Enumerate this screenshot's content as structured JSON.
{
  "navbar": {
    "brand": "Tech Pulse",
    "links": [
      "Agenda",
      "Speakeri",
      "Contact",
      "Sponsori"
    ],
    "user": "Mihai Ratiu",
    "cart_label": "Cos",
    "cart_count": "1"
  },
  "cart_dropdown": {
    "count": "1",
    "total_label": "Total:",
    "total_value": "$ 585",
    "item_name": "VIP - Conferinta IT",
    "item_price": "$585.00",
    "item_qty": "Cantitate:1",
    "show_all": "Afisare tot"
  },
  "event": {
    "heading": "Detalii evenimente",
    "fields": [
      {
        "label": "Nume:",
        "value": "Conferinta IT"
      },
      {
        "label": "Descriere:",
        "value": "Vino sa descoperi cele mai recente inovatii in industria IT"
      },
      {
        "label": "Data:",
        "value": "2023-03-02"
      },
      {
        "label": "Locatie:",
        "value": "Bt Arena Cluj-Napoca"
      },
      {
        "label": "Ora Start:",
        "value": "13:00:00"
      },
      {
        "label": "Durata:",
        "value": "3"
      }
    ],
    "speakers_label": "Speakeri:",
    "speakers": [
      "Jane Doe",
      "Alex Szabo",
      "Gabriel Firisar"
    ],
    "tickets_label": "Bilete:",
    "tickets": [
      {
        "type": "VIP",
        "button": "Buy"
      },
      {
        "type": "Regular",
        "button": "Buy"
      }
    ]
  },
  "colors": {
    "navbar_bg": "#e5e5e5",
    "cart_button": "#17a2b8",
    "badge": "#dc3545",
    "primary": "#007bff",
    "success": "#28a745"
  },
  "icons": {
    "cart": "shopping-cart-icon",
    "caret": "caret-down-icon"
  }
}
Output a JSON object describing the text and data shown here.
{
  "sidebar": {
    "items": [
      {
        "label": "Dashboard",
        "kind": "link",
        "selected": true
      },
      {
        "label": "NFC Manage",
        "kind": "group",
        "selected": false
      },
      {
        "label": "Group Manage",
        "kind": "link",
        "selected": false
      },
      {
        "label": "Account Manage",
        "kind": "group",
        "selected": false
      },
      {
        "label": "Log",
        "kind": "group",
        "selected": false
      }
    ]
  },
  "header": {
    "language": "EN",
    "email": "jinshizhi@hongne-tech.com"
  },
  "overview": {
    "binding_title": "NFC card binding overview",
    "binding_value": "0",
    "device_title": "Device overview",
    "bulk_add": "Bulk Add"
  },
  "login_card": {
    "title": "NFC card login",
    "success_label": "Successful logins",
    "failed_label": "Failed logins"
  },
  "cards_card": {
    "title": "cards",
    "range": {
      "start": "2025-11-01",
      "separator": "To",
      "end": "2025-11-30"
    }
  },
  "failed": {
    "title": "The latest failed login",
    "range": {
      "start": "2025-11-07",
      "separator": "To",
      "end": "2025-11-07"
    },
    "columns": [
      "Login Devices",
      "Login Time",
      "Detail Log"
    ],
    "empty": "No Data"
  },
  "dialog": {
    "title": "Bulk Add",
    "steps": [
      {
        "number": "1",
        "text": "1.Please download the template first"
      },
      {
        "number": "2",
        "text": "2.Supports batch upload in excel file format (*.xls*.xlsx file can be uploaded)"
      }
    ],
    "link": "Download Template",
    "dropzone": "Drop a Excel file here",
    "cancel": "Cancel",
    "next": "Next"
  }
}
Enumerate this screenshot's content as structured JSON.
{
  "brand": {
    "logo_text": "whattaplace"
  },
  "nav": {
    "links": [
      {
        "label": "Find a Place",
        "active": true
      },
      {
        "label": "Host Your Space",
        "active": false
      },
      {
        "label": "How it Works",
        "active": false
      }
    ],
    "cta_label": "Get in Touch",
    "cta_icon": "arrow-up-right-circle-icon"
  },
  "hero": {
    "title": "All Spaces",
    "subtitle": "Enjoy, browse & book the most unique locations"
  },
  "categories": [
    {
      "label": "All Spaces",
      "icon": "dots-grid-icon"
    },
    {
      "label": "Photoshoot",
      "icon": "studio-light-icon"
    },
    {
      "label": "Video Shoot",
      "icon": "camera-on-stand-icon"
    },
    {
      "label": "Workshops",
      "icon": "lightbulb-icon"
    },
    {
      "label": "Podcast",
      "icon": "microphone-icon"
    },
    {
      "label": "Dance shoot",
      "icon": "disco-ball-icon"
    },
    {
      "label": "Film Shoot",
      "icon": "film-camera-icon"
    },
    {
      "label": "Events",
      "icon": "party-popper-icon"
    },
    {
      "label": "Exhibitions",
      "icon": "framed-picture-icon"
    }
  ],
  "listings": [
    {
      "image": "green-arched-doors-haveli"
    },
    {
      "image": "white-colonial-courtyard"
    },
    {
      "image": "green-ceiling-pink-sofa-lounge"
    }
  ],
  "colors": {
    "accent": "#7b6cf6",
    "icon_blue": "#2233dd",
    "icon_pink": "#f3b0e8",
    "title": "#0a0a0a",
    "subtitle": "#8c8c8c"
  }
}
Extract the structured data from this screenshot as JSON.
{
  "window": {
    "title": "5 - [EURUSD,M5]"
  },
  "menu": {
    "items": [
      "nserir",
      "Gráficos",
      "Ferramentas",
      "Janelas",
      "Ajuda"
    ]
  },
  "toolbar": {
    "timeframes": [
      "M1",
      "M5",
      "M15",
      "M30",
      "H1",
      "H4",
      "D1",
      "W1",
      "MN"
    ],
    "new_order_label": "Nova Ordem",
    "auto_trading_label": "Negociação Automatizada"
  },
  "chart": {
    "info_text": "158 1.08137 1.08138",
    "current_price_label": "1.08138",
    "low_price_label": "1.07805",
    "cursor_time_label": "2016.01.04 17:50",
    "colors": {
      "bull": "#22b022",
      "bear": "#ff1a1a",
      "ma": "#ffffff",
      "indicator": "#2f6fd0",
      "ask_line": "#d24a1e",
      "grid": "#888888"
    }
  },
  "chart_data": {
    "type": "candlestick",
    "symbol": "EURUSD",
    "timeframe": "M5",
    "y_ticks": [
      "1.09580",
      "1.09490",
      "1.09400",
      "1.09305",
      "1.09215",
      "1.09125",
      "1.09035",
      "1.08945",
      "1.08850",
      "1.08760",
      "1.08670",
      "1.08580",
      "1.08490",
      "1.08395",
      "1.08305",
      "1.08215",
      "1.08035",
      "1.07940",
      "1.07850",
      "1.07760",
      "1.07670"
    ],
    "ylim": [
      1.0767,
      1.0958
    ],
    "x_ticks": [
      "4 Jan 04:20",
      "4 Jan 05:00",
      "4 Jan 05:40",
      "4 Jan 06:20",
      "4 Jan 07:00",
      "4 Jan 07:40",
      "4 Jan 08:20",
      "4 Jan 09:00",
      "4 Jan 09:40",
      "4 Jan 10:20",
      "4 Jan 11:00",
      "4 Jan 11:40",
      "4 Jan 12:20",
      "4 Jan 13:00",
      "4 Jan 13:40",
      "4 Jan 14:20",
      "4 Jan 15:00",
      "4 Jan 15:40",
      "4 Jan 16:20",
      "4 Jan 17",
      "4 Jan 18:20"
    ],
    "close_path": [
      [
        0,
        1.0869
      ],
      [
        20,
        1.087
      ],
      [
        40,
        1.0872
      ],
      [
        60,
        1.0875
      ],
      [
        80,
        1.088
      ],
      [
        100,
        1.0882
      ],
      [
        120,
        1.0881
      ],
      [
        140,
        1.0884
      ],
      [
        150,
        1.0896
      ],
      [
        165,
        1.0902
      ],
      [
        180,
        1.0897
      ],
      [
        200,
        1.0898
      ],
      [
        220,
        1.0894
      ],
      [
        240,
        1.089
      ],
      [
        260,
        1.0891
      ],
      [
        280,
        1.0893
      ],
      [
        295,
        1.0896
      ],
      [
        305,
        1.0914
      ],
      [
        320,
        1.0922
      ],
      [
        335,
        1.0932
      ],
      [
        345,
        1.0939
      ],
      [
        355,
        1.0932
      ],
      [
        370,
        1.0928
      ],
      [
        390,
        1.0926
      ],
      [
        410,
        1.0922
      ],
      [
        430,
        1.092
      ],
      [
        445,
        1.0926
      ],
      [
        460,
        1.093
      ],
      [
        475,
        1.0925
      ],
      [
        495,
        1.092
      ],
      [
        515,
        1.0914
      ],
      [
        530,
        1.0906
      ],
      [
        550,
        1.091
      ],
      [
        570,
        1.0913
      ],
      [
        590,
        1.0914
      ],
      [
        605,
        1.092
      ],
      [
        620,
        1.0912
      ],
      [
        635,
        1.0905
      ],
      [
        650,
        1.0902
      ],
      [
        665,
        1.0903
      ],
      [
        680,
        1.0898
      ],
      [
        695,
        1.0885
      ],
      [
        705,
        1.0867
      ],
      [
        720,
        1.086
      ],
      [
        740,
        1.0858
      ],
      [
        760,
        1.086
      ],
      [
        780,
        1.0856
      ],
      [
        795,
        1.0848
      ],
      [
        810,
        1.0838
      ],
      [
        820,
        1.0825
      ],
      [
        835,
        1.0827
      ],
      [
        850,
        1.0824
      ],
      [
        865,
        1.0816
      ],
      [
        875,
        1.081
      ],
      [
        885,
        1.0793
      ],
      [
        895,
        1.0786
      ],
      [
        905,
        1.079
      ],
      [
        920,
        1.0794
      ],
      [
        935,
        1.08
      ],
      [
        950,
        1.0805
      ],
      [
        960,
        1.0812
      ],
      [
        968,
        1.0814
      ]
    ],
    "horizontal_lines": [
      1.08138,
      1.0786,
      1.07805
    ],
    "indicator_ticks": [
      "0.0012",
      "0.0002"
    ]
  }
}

— WHAT YOU ARE ASKED TO DO —
Gather all the lines that include the word "Conferinta" and copy them out.

— SOLUTION TO THIS PROBLEM —
    "item_name": "VIP - Conferinta IT",
        "value": "Conferinta IT"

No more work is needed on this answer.